> Lesetext:
Die Plattform im Monolithe

Das Panorama der Schlacht von Murten als Ziel einer Wanderung.
Der Begriff "Panorama" (pan: griech. alles; horama: griech. Blick, Aussicht) wird seit jeher für die Bezeichnung von Berggipfeln und geografisch exponierten Lagen genutzt. Waren die ersten Panoramabilder noch reine Stadt- oder Landschaftsdarstellungen, wurden seit dem 19. Jhdt Ereignisse mit komplizierten Handlungsabläufen dargestellt. Die Szenografie "Bodenmünzi, 526m ü.M." trägt der Brisanz der auf dem "Panorama de la Bataille de Morat" dargestellten Schlächterei Rechnung, indem der Ausstellungsbesuch in den Kontext einer Wanderung hin zu einem Aussichtspunkt gestellt wird. Der Fokus liegt bei der Inszenierung des "virtuellen" Raumerlebnisses und der Darstellung des Panorama als Typus und nicht bei der Erklärung und Glorifizierung der Ereignisse der Schlacht von Murten und deren historischem Kontext.

Die Architektur.

> Auftrag 1:
Welchen Titel trägt die Szenografie im Text über das Panorama der Schlacht von Murten?
> Auftrag 2:
Schreib den Text über das Panorama der Schlacht von Murten nach seiner letzten Zeile weiter.

> Datensätze:
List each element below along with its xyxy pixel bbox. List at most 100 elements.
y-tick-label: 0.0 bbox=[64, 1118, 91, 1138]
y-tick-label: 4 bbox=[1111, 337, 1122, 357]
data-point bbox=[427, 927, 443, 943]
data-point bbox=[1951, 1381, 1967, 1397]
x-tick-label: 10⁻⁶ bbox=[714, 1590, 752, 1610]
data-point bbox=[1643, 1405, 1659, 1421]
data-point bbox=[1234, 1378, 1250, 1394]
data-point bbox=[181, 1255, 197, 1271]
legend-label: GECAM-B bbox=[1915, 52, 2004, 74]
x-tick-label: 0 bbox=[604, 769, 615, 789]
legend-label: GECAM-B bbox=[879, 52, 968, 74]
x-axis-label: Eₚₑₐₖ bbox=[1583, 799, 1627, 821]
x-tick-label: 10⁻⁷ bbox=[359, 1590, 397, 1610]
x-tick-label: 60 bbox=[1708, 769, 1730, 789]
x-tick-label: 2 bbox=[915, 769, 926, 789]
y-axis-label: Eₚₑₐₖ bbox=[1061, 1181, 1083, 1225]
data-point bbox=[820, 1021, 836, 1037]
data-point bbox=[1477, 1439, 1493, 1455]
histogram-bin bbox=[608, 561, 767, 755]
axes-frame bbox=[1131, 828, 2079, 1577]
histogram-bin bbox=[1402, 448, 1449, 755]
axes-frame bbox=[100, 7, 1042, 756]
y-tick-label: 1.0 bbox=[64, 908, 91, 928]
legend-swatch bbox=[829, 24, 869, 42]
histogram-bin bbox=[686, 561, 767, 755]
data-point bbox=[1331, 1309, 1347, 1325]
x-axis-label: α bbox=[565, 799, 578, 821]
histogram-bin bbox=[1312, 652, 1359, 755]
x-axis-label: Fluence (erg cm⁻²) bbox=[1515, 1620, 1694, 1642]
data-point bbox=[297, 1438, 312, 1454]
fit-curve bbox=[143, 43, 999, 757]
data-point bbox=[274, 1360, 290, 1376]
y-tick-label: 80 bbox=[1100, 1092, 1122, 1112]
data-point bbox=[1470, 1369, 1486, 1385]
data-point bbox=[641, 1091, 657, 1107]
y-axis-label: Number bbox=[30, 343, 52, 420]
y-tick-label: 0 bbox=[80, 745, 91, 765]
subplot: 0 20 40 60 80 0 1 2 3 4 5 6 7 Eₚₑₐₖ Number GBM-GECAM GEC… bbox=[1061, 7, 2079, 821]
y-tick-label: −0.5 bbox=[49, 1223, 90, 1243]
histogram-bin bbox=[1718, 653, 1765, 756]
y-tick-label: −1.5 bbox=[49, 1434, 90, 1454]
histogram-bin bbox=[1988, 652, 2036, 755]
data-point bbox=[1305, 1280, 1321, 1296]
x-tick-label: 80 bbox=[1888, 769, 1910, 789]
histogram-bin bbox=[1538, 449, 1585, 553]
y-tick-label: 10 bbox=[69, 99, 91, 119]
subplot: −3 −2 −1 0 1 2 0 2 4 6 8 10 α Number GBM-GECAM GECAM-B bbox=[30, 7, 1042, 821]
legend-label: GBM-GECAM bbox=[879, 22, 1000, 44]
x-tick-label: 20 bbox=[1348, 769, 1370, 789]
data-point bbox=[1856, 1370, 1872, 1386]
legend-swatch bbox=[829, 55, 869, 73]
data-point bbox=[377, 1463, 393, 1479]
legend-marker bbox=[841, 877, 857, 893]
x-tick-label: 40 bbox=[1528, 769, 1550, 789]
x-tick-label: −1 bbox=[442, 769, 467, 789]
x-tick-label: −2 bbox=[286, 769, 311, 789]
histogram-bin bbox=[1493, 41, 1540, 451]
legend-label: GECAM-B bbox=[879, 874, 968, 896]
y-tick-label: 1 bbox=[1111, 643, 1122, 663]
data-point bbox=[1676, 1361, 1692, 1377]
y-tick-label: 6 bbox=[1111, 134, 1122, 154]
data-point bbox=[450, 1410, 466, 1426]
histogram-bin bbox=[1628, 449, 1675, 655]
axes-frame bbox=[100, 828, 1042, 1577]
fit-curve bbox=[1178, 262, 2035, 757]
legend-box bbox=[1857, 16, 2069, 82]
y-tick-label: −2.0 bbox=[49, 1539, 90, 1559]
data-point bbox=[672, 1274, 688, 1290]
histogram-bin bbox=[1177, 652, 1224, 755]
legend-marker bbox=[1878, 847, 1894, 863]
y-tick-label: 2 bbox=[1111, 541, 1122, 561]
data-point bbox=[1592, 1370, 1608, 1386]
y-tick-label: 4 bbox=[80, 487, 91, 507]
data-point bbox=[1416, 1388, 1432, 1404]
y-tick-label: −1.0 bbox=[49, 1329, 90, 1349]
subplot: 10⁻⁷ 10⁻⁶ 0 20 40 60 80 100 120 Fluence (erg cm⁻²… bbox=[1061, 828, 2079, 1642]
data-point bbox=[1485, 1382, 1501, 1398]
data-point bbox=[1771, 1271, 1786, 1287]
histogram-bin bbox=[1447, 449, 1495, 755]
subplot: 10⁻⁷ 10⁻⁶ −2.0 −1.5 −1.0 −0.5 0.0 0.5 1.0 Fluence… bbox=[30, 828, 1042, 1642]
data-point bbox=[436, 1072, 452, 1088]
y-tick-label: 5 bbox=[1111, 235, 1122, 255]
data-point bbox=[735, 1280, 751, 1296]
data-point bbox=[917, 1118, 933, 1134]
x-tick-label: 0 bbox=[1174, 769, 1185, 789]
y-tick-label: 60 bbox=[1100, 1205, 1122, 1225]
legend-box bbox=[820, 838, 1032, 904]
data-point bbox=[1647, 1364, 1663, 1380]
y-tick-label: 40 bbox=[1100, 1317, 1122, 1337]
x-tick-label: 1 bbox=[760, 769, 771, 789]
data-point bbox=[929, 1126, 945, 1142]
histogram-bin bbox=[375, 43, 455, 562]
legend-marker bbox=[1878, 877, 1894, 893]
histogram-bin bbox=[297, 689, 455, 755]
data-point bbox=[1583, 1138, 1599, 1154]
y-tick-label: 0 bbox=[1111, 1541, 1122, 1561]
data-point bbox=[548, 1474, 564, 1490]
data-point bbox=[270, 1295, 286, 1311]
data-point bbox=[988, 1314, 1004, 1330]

> Lösung 1:
„Bodenmünzi, 526m ü.M.“

> Lösung 2:
Die Wanderung als Thema findet ihr Pendant in der Architektur, welche nach den vermeintlichen Richtlinien der Verkehrs- und Verschönerungsvereine der Schweiz ausformuliert ist; offizielle Gestaltung von Amtes wegen sozusagen. Alles ist strikte nach Gebrauchstauglichkeit, Dauerhaftigkeit und Einfachheit ausgelegt, Gestaltung von Amtes wegen sozusagen. Aus dem Fundus der Standardprodukte und -konstruktionsweisen werden jene ausgewählt, welche im ikonografischen Sinne für "Aussichtspunkt" und "Aussenraum" stehen. Auf der Plattform versammeln sich -wie es sich für ein rechtes Belvedere gehört- Münzfernrohre, Sitzbänke, Panoramatafeln, Wegweiser und Abfallbehälter zu einem Gipfel-Ensemble, wie wir es alle kennen aus Freizeit und Kindheit.
Querschnitt
 
Das Gipfelensemble
 

Das Eingangsgeschoss.
Die Verkleidung des statischen Unterbaus der Plattform wiederspiegelt diejenige der Monolith-Innenseite und trägt somit zur Notion des Aufgangs als Ausgang bei. Die Materialstimmung entspricht in ihrer schweizerischen Nüchternheit derjenigen einer Seilbahnstation. Der Plattformaufgang ist als klassische, feuerverzinkte und mit Holzbohlen belegte Stahlwangentreppe mit seitlich angebrachten Behindertentreppenliften ausgeführt.

Die Plattform.
Der Holzbohlenboden mit offenen Fugen wird nach aussen durch ein Aluminiumtypengeländer begrenzt. Die Münzfernrohre geben den Blick frei auf eine völlig andere Dimension und Massstäblichkeit des Rundgemäldes: in der Ebene der Malerei an sich erkennt der Beobachtende feinste Pinselstriche und unzählige Details.
Grundriss Plattform
 

Das Fauxterrain.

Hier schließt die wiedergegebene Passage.